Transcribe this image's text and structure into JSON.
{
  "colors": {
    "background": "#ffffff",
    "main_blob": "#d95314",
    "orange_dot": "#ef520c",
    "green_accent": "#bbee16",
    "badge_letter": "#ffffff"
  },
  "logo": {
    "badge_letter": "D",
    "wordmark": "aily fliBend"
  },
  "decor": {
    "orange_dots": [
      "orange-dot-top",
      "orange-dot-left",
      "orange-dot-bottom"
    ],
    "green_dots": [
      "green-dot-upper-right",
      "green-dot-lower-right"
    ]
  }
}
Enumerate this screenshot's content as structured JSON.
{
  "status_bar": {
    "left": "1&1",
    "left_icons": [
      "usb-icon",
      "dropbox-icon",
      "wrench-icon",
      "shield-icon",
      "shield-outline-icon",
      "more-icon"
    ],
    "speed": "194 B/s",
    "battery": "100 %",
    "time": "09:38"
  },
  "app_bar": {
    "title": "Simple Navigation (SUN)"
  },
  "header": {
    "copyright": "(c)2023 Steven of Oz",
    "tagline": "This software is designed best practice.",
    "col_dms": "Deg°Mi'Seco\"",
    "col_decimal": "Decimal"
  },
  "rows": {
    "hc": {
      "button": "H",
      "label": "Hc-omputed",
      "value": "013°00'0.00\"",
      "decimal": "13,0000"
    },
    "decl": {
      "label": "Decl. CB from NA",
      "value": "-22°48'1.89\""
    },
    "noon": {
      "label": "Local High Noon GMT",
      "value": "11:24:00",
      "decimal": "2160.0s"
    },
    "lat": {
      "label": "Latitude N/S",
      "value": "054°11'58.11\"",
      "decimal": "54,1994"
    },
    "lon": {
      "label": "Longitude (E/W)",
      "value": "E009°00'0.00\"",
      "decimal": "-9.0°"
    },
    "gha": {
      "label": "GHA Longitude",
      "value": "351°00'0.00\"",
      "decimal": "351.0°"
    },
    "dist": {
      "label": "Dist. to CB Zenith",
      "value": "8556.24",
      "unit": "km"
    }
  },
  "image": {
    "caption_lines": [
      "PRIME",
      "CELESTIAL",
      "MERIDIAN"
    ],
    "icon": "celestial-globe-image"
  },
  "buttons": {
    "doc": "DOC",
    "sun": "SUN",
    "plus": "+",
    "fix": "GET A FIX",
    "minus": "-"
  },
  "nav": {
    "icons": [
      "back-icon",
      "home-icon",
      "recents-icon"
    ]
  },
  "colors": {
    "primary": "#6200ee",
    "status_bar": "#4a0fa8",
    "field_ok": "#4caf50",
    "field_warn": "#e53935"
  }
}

» **Work to complete**
Pick out all the lines with the word "value" in them and copy them.

» **Written reply**
      "value": "013°00'0.00\"",
      "value": "-22°48'1.89\""
      "value": "11:24:00",
      "value": "054°11'58.11\"",
      "value": "E009°00'0.00\"",
      "value": "351°00'0.00\"",
      "value": "8556.24",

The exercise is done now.